# start of Exercise data
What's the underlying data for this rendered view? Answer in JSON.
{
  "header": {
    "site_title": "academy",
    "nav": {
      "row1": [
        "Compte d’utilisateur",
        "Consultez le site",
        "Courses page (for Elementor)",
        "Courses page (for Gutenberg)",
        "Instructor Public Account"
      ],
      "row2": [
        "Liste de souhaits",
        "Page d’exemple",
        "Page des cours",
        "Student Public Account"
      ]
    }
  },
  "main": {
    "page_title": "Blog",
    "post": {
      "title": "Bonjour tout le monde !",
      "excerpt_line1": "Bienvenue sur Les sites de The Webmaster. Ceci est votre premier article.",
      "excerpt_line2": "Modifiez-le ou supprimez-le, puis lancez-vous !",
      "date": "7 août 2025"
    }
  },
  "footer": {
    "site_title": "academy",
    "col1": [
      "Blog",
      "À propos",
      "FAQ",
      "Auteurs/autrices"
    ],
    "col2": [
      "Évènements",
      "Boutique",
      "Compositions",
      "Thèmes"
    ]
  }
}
# end of Exercise data
Every line above should be retyped exactly as given.

> Completed task:
What's the underlying data for this rendered view? Answer in JSON.
{
  "header": {
    "site_title": "academy",
    "nav": {
      "row1": [
        "Compte d’utilisateur",
        "Consultez le site",
        "Courses page (for Elementor)",
        "Courses page (for Gutenberg)",
        "Instructor Public Account"
      ],
      "row2": [
        "Liste de souhaits",
        "Page d’exemple",
        "Page des cours",
        "Student Public Account"
      ]
    }
  },
  "main": {
    "page_title": "Blog",
    "post": {
      "title": "Bonjour tout le monde !",
      "excerpt_line1": "Bienvenue sur Les sites de The Webmaster. Ceci est votre premier article.",
      "excerpt_line2": "Modifiez-le ou supprimez-le, puis lancez-vous !",
      "date": "7 août 2025"
    }
  },
  "footer": {
    "site_title": "academy",
    "col1": [
      "Blog",
      "À propos",
      "FAQ",
      "Auteurs/autrices"
    ],
    "col2": [
      "Évènements",
      "Boutique",
      "Compositions",
      "Thèmes"
    ]
  }
}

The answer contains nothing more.